• [Page excerpt]
* * * * *
Carmen De La Rosa (born December 25, 1985) is an American politician from the state of New York. A Democrat, De La Rosa has represented District 10 on the New York City Council since January 2022. She previously represented the 72nd District in the New York State Assembly from 2017 to 2021.

Early life, education, and family
De La Rosa was born in the Dominican Republic but came to New York City with her family at a very young age, where they settled in northern Manhattan.  She attended Mother Cabrini High School, before receiving her bachelor's degree at Fordham University in the Bronx. As of January 2022, she had one daughter with her partner, Jose.

Career
Long interested in politics, De La Rosa was active in the Democratic Party and worked for the New York State Assembly, and later became Chief of Staff to New York City Councilmember Ydanis Rodriguez in 2014. In September 2015, she ran and was elected as a Democratic District Leader for the 72nd Assembly District.

New York State Assembly (2017-2021)
* * * * *
• [Given records]
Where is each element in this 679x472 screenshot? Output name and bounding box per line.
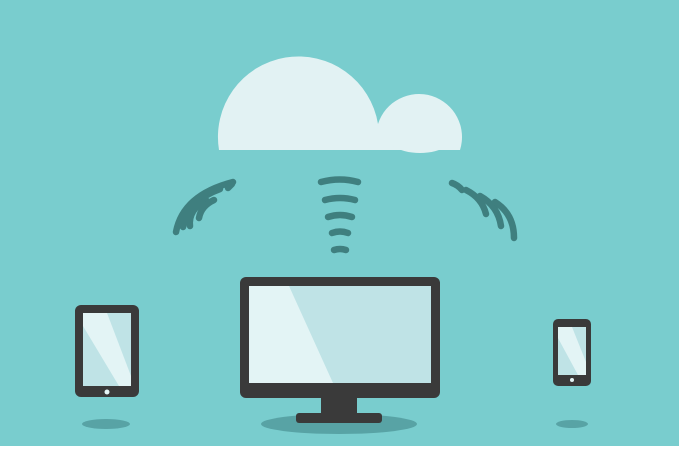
smartphone-shadow	[556, 420, 588, 428]
cloud-sync-illustration	[0, 0, 679, 472]
tablet-shadow	[82, 419, 130, 429]
illustration-canvas	[0, 0, 679, 472]
monitor-stand-neck	[321, 396, 357, 415]
smartphone-home-button	[570, 378, 574, 382]
tablet-home-button	[104, 389, 110, 395]
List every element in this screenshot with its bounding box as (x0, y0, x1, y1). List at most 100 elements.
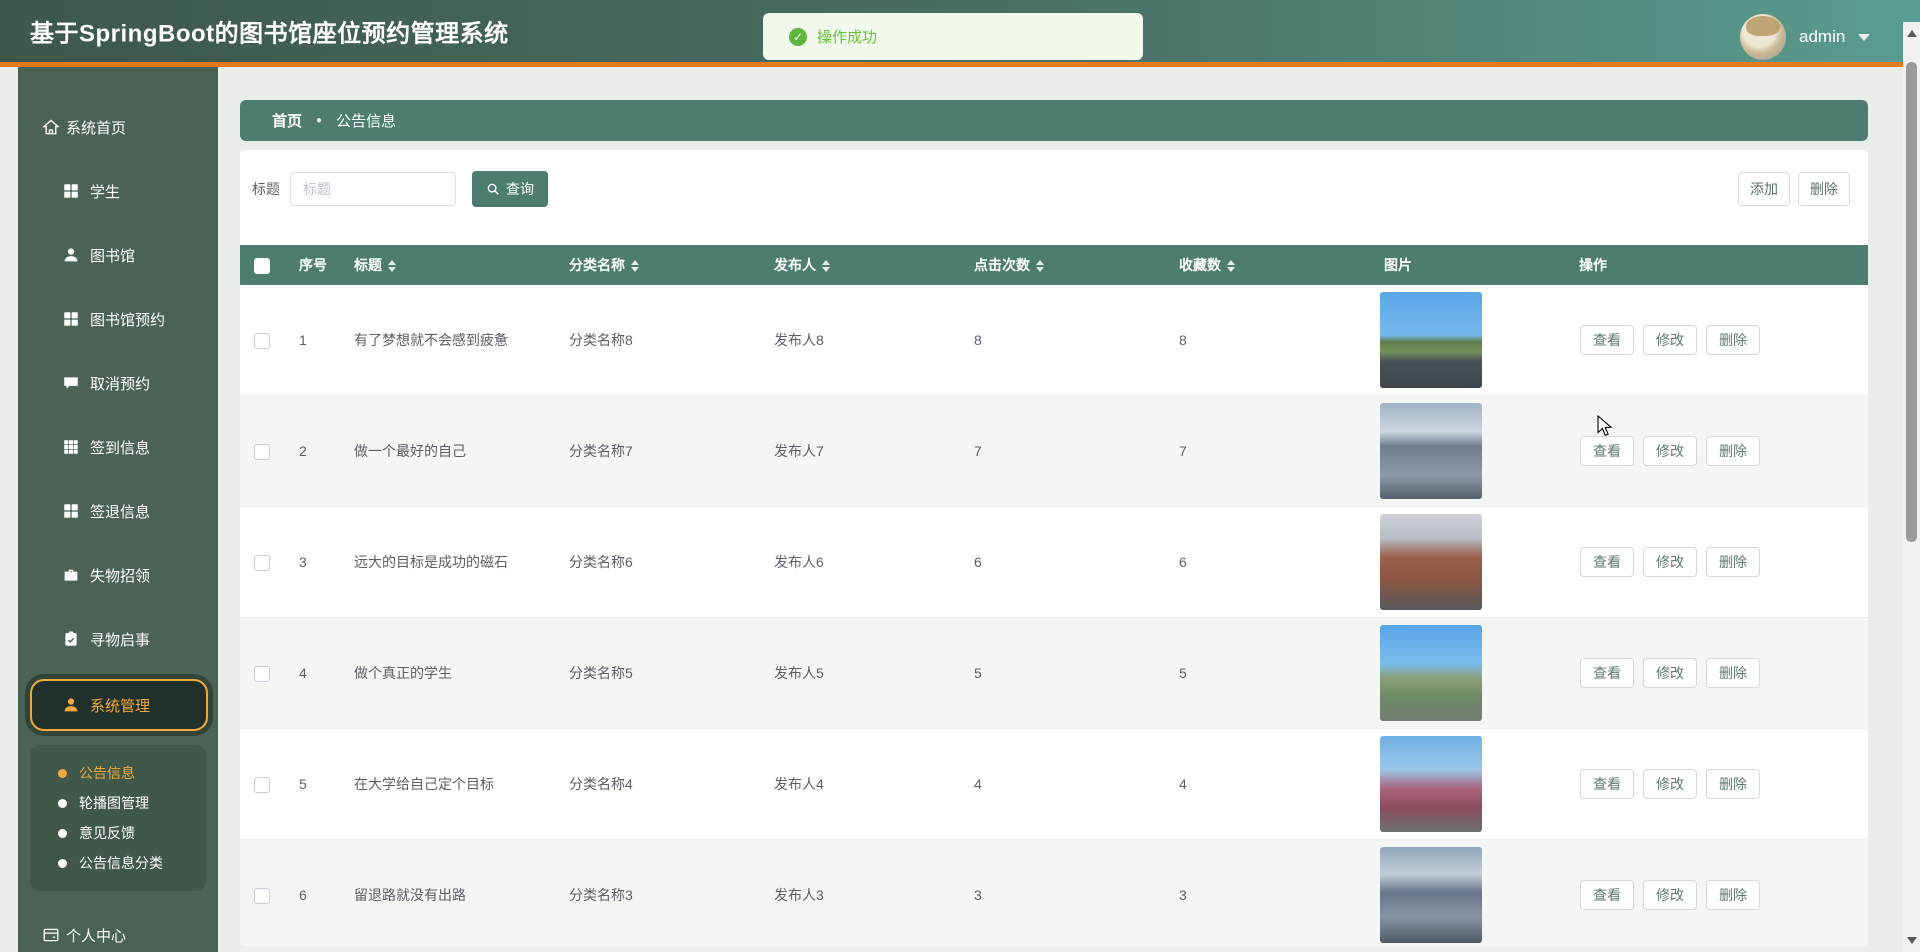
sort-icon[interactable] (822, 260, 830, 272)
delete-button[interactable]: 删除 (1798, 172, 1850, 206)
table-body: 1 有了梦想就不会感到疲惫 分类名称8 发布人8 8 8 查看 修改 删除 2 … (240, 285, 1868, 946)
title-search-input[interactable] (290, 172, 456, 206)
view-button[interactable]: 查看 (1580, 325, 1634, 355)
sidebar-item-label: 失物招领 (90, 565, 150, 586)
edit-button[interactable]: 修改 (1643, 547, 1697, 577)
photo-brick-courtyard (1380, 514, 1482, 610)
column-favorites[interactable]: 收藏数 (1165, 255, 1370, 275)
row-checkbox[interactable] (254, 777, 270, 793)
delete-row-button[interactable]: 删除 (1706, 880, 1760, 910)
row-title: 远大的目标是成功的磁石 (340, 552, 555, 572)
row-checkbox[interactable] (254, 666, 270, 682)
row-clicks: 3 (960, 887, 1165, 903)
row-checkbox[interactable] (254, 555, 270, 571)
row-actions: 查看 修改 删除 (1565, 658, 1868, 688)
view-button[interactable]: 查看 (1580, 436, 1634, 466)
breadcrumb-home[interactable]: 首页 (272, 110, 302, 131)
view-button[interactable]: 查看 (1580, 769, 1634, 799)
row-favorites: 8 (1165, 332, 1370, 348)
sidebar-item[interactable]: 图书馆 (18, 223, 218, 287)
sidebar-item-label: 取消预约 (90, 373, 150, 394)
filter-toolbar: 标题 查询 添加 删除 (252, 171, 1850, 207)
query-button[interactable]: 查询 (472, 171, 548, 207)
row-checkbox[interactable] (254, 444, 270, 460)
add-button[interactable]: 添加 (1738, 172, 1790, 206)
sort-icon[interactable] (1036, 260, 1044, 272)
content-card: 标题 查询 添加 删除 序号 标题 分类名称 发布人 点击次数 收藏数 图片 操… (240, 150, 1868, 946)
scrollbar-thumb[interactable] (1906, 62, 1917, 542)
row-actions: 查看 修改 删除 (1565, 769, 1868, 799)
row-favorites: 6 (1165, 554, 1370, 570)
sidebar-item[interactable]: 取消预约 (18, 351, 218, 415)
vertical-scrollbar[interactable] (1903, 22, 1920, 952)
check-circle-icon: ✓ (789, 28, 807, 46)
sidebar-item[interactable]: 系统首页 (18, 95, 218, 159)
chevron-down-icon (1858, 34, 1870, 41)
row-publisher: 发布人3 (760, 885, 960, 905)
row-title: 做一个最好的自己 (340, 441, 555, 461)
bullet-dot-icon (58, 769, 67, 778)
scroll-down-arrow-icon[interactable] (1907, 937, 1917, 944)
column-index: 序号 (285, 255, 340, 275)
sidebar-submenu-item[interactable]: 轮播图管理 (30, 788, 206, 818)
delete-row-button[interactable]: 删除 (1706, 658, 1760, 688)
row-clicks: 5 (960, 665, 1165, 681)
sidebar-submenu-item[interactable]: 公告信息分类 (30, 848, 206, 878)
edit-button[interactable]: 修改 (1643, 769, 1697, 799)
avatar[interactable] (1740, 14, 1786, 60)
submenu-item-label: 意见反馈 (79, 823, 135, 843)
delete-row-button[interactable]: 删除 (1706, 769, 1760, 799)
row-title: 在大学给自己定个目标 (340, 774, 555, 794)
edit-button[interactable]: 修改 (1643, 325, 1697, 355)
select-all-checkbox[interactable] (254, 258, 270, 274)
clipboard-icon (62, 630, 80, 648)
edit-button[interactable]: 修改 (1643, 880, 1697, 910)
scroll-up-arrow-icon[interactable] (1907, 30, 1917, 37)
bullet-dot-icon (58, 859, 67, 868)
delete-row-button[interactable]: 删除 (1706, 325, 1760, 355)
row-category: 分类名称8 (555, 330, 760, 350)
sidebar-item-label: 学生 (90, 181, 120, 202)
sidebar-item[interactable]: 签退信息 (18, 479, 218, 543)
sort-icon[interactable] (631, 260, 639, 272)
table-row: 4 做个真正的学生 分类名称5 发布人5 5 5 查看 修改 删除 (240, 618, 1868, 729)
sidebar-item[interactable]: 学生 (18, 159, 218, 223)
view-button[interactable]: 查看 (1580, 547, 1634, 577)
user-menu[interactable]: admin (1740, 14, 1870, 60)
sidebar-submenu-item[interactable]: 公告信息 (30, 758, 206, 788)
edit-button[interactable]: 修改 (1643, 658, 1697, 688)
sidebar-item-personal-center[interactable]: 个人中心 (18, 915, 218, 952)
column-category[interactable]: 分类名称 (555, 255, 760, 275)
edit-button[interactable]: 修改 (1643, 436, 1697, 466)
sidebar-submenu-item[interactable]: 意见反馈 (30, 818, 206, 848)
delete-row-button[interactable]: 删除 (1706, 547, 1760, 577)
photo-courtyard-sky (1380, 403, 1482, 499)
row-title: 有了梦想就不会感到疲惫 (340, 330, 555, 350)
view-button[interactable]: 查看 (1580, 880, 1634, 910)
briefcase-icon (62, 566, 80, 584)
row-clicks: 7 (960, 443, 1165, 459)
row-publisher: 发布人5 (760, 663, 960, 683)
row-checkbox[interactable] (254, 888, 270, 904)
view-button[interactable]: 查看 (1580, 658, 1634, 688)
sort-icon[interactable] (1227, 260, 1235, 272)
submenu-item-label: 公告信息 (79, 763, 135, 783)
sidebar-item[interactable]: 图书馆预约 (18, 287, 218, 351)
grid9-icon (62, 438, 80, 456)
column-title[interactable]: 标题 (340, 255, 555, 275)
table-row: 3 远大的目标是成功的磁石 分类名称6 发布人6 6 6 查看 修改 删除 (240, 507, 1868, 618)
column-publisher[interactable]: 发布人 (760, 255, 960, 275)
sidebar-item-label: 签到信息 (90, 437, 150, 458)
sort-icon[interactable] (388, 260, 396, 272)
sidebar-item[interactable]: 签到信息 (18, 415, 218, 479)
row-publisher: 发布人6 (760, 552, 960, 572)
column-clicks[interactable]: 点击次数 (960, 255, 1165, 275)
sidebar-item-label: 图书馆预约 (90, 309, 165, 330)
row-checkbox[interactable] (254, 333, 270, 349)
sidebar-item-system-management[interactable]: 系统管理 (30, 679, 208, 731)
row-clicks: 4 (960, 776, 1165, 792)
sidebar-item[interactable]: 失物招领 (18, 543, 218, 607)
sidebar-item-label: 系统管理 (90, 695, 150, 716)
sidebar-item[interactable]: 寻物启事 (18, 607, 218, 671)
delete-row-button[interactable]: 删除 (1706, 436, 1760, 466)
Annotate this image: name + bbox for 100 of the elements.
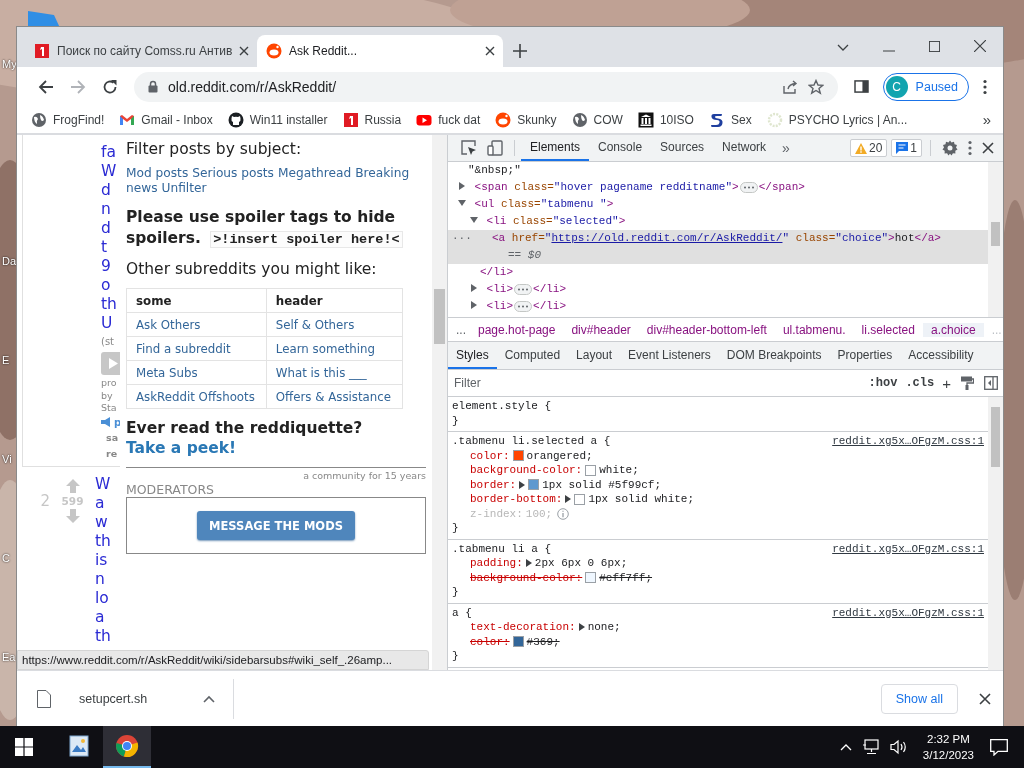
plus-icon[interactable] xyxy=(513,44,527,58)
bookmark[interactable]: Gmail - Inbox xyxy=(119,111,213,128)
desktop-icon-label[interactable]: Da xyxy=(2,255,17,267)
bookmark[interactable]: Sex xyxy=(708,111,752,128)
side-panel-icon[interactable] xyxy=(853,80,869,93)
css-property-name[interactable]: border: xyxy=(470,477,517,492)
styles-pane-tab[interactable]: Properties xyxy=(829,342,901,369)
dom-node-row[interactable]: ··· <a href="https://old.reddit.com/r/AskReddit/" class="choice">hot</a> == $0 xyxy=(448,230,988,264)
new-rule-button[interactable]: + xyxy=(938,374,955,392)
subreddit-link[interactable]: Offers & Assistance xyxy=(275,389,392,404)
ellipsis-icon[interactable] xyxy=(739,181,758,193)
expand-triangle-icon[interactable] xyxy=(565,495,572,504)
subreddit-link[interactable]: Learn something xyxy=(275,341,375,356)
css-property-name[interactable]: padding: xyxy=(470,556,523,571)
more-tabs-button[interactable]: » xyxy=(775,140,797,156)
styles-pane-tab[interactable]: Styles xyxy=(448,342,497,369)
more-options-icon[interactable] xyxy=(968,140,972,156)
dom-node-row[interactable]: </li> xyxy=(448,264,988,281)
post-title-fragment[interactable]: is xyxy=(95,551,108,570)
device-toolbar-icon[interactable] xyxy=(487,140,503,156)
filter-link[interactable]: Serious posts xyxy=(192,166,274,181)
chevron-up-icon[interactable] xyxy=(839,743,852,751)
css-property-value[interactable]: 2px 6px 0 6px; xyxy=(534,556,628,571)
messages-badge[interactable]: 1 xyxy=(891,139,922,157)
post-title-fragment[interactable]: d xyxy=(101,219,111,238)
bookmark[interactable]: FrogFind! xyxy=(31,111,105,128)
css-property-value[interactable]: none; xyxy=(587,620,621,635)
post-title-fragment[interactable]: fa xyxy=(101,143,116,162)
subreddit-link[interactable]: AskReddit Offshoots xyxy=(136,389,255,404)
browser-tab[interactable]: Ask Reddit... xyxy=(257,35,503,67)
disclosure-triangle-icon[interactable] xyxy=(458,182,466,190)
styles-pane-tab[interactable]: Computed xyxy=(496,342,569,369)
expand-triangle-icon[interactable] xyxy=(578,623,585,632)
close-icon[interactable] xyxy=(982,142,994,154)
subreddit-link[interactable]: Meta Subs xyxy=(136,365,198,380)
devtools-tab[interactable]: Console xyxy=(589,135,652,161)
css-property-name[interactable]: background-color: xyxy=(470,570,583,585)
bookmark[interactable]: PSYCHO Lyrics | An... xyxy=(766,111,908,128)
color-swatch[interactable] xyxy=(574,493,586,505)
breadcrumb[interactable]: li.selected xyxy=(853,322,923,337)
filter-link[interactable]: Megathread xyxy=(278,166,352,181)
css-property-value[interactable]: white; xyxy=(599,463,639,478)
star-icon[interactable] xyxy=(807,78,824,95)
css-property-value[interactable]: #369; xyxy=(526,634,560,649)
css-property-name[interactable]: color: xyxy=(470,448,510,463)
devtools-tab[interactable]: Sources xyxy=(651,135,714,161)
windows-logo-icon[interactable] xyxy=(15,738,33,756)
clock-date[interactable]: 3/12/2023 xyxy=(922,747,974,763)
css-property-name[interactable]: color: xyxy=(470,634,510,649)
expand-triangle-icon[interactable] xyxy=(519,480,526,489)
desktop-icon-label[interactable]: E xyxy=(2,354,10,366)
notification-icon[interactable] xyxy=(990,738,1008,756)
post-title-fragment[interactable]: W xyxy=(95,475,111,494)
color-swatch[interactable] xyxy=(512,450,524,462)
css-property-name[interactable]: border-bottom: xyxy=(470,492,563,507)
post-title-fragment[interactable]: th xyxy=(101,295,117,314)
post-title-fragment[interactable]: th xyxy=(95,627,111,646)
color-swatch[interactable] xyxy=(528,479,540,491)
subreddit-link[interactable]: Find a subreddit xyxy=(136,341,231,356)
bookmark[interactable]: Russia xyxy=(342,111,402,128)
ellipsis-icon[interactable] xyxy=(514,300,533,312)
browser-tab[interactable]: Поиск по сайту Comss.ru Антив xyxy=(25,35,257,67)
dom-node-row[interactable]: <span class="hover pagename redditname"> </span> xyxy=(448,179,988,196)
expand-triangle-icon[interactable] xyxy=(525,559,532,568)
chevron-down-icon[interactable] xyxy=(837,44,849,52)
post-title-fragment[interactable]: w xyxy=(95,513,108,532)
styles-pane-tab[interactable]: DOM Breakpoints xyxy=(718,342,830,369)
css-property-name[interactable]: background-color: xyxy=(470,463,583,478)
settings-icon[interactable] xyxy=(942,140,958,156)
profile-button[interactable]: C Paused xyxy=(882,72,969,101)
sidebar-toggle-icon[interactable] xyxy=(984,376,998,390)
taskbar-app[interactable] xyxy=(103,726,151,768)
scroll-left-button[interactable]: ... xyxy=(448,322,470,337)
back-arrow-icon[interactable] xyxy=(38,78,54,95)
dom-node-row[interactable]: <li> </li> xyxy=(448,298,988,315)
download-filename[interactable]: setupcert.sh xyxy=(79,691,148,706)
filter-link[interactable]: Breaking xyxy=(355,166,410,181)
styles-pane-tab[interactable]: Accessibility xyxy=(900,342,982,369)
color-swatch[interactable] xyxy=(585,464,597,476)
css-property-value[interactable]: 1px solid #5f99cf; xyxy=(542,477,662,492)
post-title-fragment[interactable]: th xyxy=(95,532,111,551)
scrollbar[interactable] xyxy=(988,162,1003,317)
network-icon[interactable] xyxy=(861,739,880,755)
message-mods-button[interactable]: MESSAGE THE MODS xyxy=(197,511,355,540)
post-action-link[interactable]: sa xyxy=(101,429,119,446)
warnings-badge[interactable]: 20 xyxy=(849,139,888,157)
post-title-fragment[interactable]: o xyxy=(101,276,111,295)
post-action-link[interactable]: re xyxy=(101,445,118,462)
toggle-state-button[interactable]: :hov xyxy=(864,376,902,390)
speaker-icon[interactable] xyxy=(889,739,908,755)
reddiquette-link[interactable]: Take a peek! xyxy=(126,439,237,457)
stylesheet-link[interactable]: reddit.xg5x…OFgzM.css:1 xyxy=(832,605,984,620)
maximize-icon[interactable] xyxy=(929,41,940,52)
devtools-tab[interactable]: Network xyxy=(713,135,776,161)
dom-node-row[interactable]: <ul class="tabmenu "> xyxy=(448,196,988,213)
filter-link[interactable]: Unfilter xyxy=(161,181,207,196)
stylesheet-link[interactable]: reddit.xg5x…OFgzM.css:1 xyxy=(832,434,984,449)
breadcrumb[interactable]: ul.tabmenu. xyxy=(774,322,854,337)
css-property-value[interactable]: 1px solid white; xyxy=(588,492,695,507)
disclosure-triangle-icon[interactable] xyxy=(470,301,478,309)
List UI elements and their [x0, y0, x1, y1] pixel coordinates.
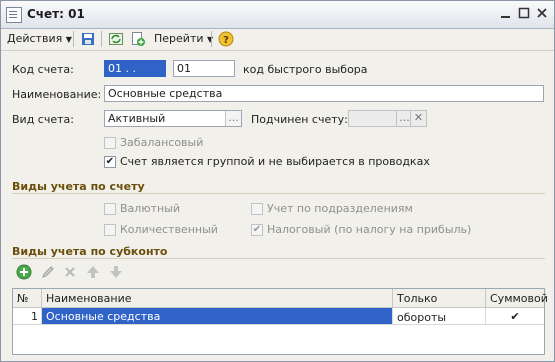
row-number-cell: 1 [13, 308, 42, 325]
help-icon: ? [218, 31, 234, 47]
close-icon [537, 8, 547, 18]
toolbar-separator [73, 31, 74, 47]
group-label: Счет является группой и не выбирается в … [120, 155, 430, 168]
clear-icon: ✕ [410, 111, 426, 126]
quick-select-code-label: код быстрого выбора [243, 63, 368, 76]
svg-text:?: ? [223, 35, 229, 46]
parent-account-field: ... ✕ [348, 110, 427, 127]
window-title: Счет: 01 [27, 7, 85, 21]
new-copy-button[interactable] [130, 31, 146, 47]
title-bar: Счет: 01 [1, 1, 554, 29]
section-divider [12, 193, 545, 194]
minimize-icon [501, 16, 510, 18]
column-header-turnover-only[interactable]: Только обороты [393, 289, 486, 324]
form-icon [6, 7, 22, 23]
subconto-table: № Наименование Только обороты Суммовой 1… [12, 288, 548, 355]
minimize-button[interactable] [498, 5, 514, 21]
column-header-name[interactable]: Наименование [42, 289, 393, 308]
account-code-label: Код счета: [12, 63, 74, 76]
toolbar-separator [211, 31, 212, 47]
account-type-field[interactable]: Активный ... [104, 110, 242, 127]
account-type-value: Активный [108, 112, 166, 125]
name-label: Наименование: [12, 88, 102, 101]
currency-label: Валютный [120, 202, 181, 215]
tax-label: Налоговый (по налогу на прибыль) [267, 223, 472, 236]
quantity-checkbox [104, 224, 116, 236]
row-name-cell[interactable]: Основные средства [42, 308, 393, 325]
offbalance-label: Забалансовый [120, 136, 204, 149]
toolbar-separator [101, 31, 102, 47]
row-turnover-only-cell[interactable] [393, 308, 486, 325]
subdivision-checkbox [251, 203, 263, 215]
row-summary-cell[interactable]: ✔ [486, 308, 544, 325]
offbalance-checkbox [104, 137, 116, 149]
toolbar: Действия ▼ Перейти ▼ ? [1, 28, 554, 51]
name-field[interactable]: Основные средства [104, 85, 544, 102]
help-button[interactable]: ? [218, 31, 234, 47]
actions-menu[interactable]: Действия ▼ [7, 31, 72, 47]
dropdown-arrow-icon: ▼ [65, 35, 72, 44]
account-window: Счет: 01 Действия ▼ Перейти ▼ [0, 0, 555, 362]
add-icon [16, 264, 32, 280]
move-up-button[interactable] [85, 264, 101, 283]
subconto-title: Виды учета по субконто [12, 245, 168, 258]
new-copy-icon [132, 32, 145, 46]
account-type-label: Вид счета: [12, 113, 74, 126]
save-button[interactable] [80, 31, 96, 47]
group-checkbox[interactable]: ✔ [104, 156, 116, 168]
maximize-button[interactable] [516, 5, 532, 21]
refresh-button[interactable] [108, 31, 124, 47]
quick-select-code-field[interactable]: 01 [173, 60, 235, 77]
actions-label: Действия [7, 32, 63, 45]
refresh-icon [109, 33, 123, 45]
close-button[interactable] [534, 5, 550, 21]
column-header-summary[interactable]: Суммовой [486, 289, 548, 308]
account-code-field[interactable]: 01 . . [104, 60, 166, 77]
goto-menu[interactable]: Перейти ▼ [154, 31, 213, 47]
accounting-types-title: Виды учета по счету [12, 180, 145, 193]
add-button[interactable] [16, 264, 32, 283]
select-button[interactable]: ... [225, 111, 241, 126]
delete-button[interactable] [62, 264, 78, 283]
currency-checkbox [104, 203, 116, 215]
pencil-icon [42, 266, 54, 278]
arrow-up-icon [87, 266, 99, 278]
parent-account-label: Подчинен счету: [251, 113, 348, 126]
delete-icon [65, 267, 75, 277]
move-down-button[interactable] [108, 264, 124, 283]
quantity-label: Количественный [120, 223, 218, 236]
arrow-down-icon [110, 266, 122, 278]
maximize-icon [518, 7, 530, 19]
edit-button[interactable] [40, 264, 56, 283]
subdivision-label: Учет по подразделениям [267, 202, 413, 215]
section-divider [12, 258, 545, 259]
tax-checkbox: ✔ [251, 224, 263, 236]
column-header-number[interactable]: № [13, 289, 42, 308]
goto-label: Перейти [154, 32, 204, 45]
save-icon [82, 33, 94, 45]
* * * * *
• [Goal 1] State whether each statement agrees with the Carmen De La Rosa biography, answering yes or no and quoting the deciding words of the biography: (a) De La Rosa was born in the Dominican Republic. (b) De La Rosa earned her bachelor's degree at Columbia University. (c) De La Rosa became Chief of Staff to Ydanis Rodriguez in 2015.
• [Goal 2] Finish out the next part of the Carmen De La Rosa biography, picking up right after its last line.
The listing is not needed for any of this work.

• [Exercise answer 1]
(a) Yes: "De La Rosa was born in the Dominican Republic"
(b) No: "receiving her bachelor's degree at Fordham University in the Bronx"
(c) No: "later became Chief of Staff to New York City Councilmember Ydanis Rodriguez in 2014"

• [Exercise answer 2]
In 2016, a whirlwind of open seats in Northern Manhattan Congressional, state Senate and state Assembly districts was spurred by the retirement of long-time Congressman Charlie Rangel. With Rangel's seat open, state Senator Adriano Espaillat, one of the nation's first Dominican-born elected officials, was seen as a front runner, spurring widespread excitement and support in the Dominican community for his candidacy.  Along with his own campaign, Espaillat, following his victory in the Democratic primary over six other candidates, announced his support for Marisol Alcantara to replace him in the Senate, and for De La Rosa in the 72nd Assembly district.

De La Rosa's candidacy was significant because the 72nd District was not an open seat. Long-time politician Guillermo Linares was running for re-election, despite earlier running in the congressional primary against Espaillat and others to replace Rangel.  However, since in New York federal and state primaries are not held on the same day, candidates who fail to win their federal primaries can then run in the state primaries, as Linares chose to do. However, due to a long-standing feud with Espaillat, Linares was challenged by the Congressman-elect's new political machine.

On primary day, De La Rosa would easily defeat Linares 53% to 38%, with a third candidate, Democrat George Fernandez, taking 10%. She was unopposed in the general election and was sworn in on January 1, 2017.

De La Rosa was the sponsor of the New York Dream Act, which became law in 2019.

New York City Council (2022-present)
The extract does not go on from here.